Among the entries below, count the lines that contain the word "person". Write down only the total.

Dataset records:
-- -- --
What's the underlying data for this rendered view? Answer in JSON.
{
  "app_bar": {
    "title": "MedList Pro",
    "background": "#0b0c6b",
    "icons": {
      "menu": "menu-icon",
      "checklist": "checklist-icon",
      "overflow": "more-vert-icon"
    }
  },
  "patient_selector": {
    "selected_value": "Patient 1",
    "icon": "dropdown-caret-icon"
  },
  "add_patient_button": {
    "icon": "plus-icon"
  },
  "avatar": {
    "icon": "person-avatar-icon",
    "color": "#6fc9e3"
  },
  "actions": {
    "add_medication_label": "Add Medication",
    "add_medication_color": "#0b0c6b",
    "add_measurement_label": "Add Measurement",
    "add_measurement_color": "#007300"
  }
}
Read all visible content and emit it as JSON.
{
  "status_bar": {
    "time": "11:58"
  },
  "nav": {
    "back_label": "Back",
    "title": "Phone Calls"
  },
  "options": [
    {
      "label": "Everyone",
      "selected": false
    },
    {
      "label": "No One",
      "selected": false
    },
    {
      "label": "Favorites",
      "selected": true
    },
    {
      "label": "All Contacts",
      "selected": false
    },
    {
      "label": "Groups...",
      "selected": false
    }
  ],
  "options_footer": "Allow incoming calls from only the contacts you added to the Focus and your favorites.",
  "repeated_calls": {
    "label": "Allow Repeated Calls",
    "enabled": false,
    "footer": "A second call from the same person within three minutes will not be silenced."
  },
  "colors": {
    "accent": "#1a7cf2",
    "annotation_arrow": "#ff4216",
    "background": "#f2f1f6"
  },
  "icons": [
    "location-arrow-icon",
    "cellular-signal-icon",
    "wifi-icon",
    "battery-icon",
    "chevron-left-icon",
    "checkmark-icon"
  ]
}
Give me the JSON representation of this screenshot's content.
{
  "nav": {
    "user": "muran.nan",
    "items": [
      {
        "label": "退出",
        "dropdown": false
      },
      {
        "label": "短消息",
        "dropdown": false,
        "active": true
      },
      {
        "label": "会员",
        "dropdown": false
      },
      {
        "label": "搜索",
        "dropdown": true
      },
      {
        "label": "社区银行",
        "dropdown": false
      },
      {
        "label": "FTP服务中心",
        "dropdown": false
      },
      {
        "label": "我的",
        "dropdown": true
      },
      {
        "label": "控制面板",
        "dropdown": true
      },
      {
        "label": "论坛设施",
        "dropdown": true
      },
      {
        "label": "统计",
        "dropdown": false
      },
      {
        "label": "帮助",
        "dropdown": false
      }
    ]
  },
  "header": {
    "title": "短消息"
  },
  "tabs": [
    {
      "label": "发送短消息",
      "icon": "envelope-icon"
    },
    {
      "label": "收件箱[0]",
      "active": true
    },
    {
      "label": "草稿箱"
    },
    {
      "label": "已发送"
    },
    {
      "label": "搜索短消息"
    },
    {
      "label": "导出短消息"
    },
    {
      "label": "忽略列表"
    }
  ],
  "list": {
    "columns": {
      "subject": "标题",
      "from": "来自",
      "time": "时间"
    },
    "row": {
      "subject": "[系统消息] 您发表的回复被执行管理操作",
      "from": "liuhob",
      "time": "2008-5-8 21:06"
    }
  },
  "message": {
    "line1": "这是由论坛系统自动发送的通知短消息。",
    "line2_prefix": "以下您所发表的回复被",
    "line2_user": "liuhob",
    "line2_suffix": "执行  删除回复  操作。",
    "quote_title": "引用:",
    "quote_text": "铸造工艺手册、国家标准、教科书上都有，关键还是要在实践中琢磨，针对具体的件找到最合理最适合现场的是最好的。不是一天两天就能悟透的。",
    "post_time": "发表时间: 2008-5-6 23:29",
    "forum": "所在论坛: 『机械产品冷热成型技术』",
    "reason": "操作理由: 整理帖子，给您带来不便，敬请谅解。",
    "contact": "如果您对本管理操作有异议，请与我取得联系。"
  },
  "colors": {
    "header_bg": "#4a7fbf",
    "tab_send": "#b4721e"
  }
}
-- -- --
SOLUTION FOR THIS EXERCISE>
2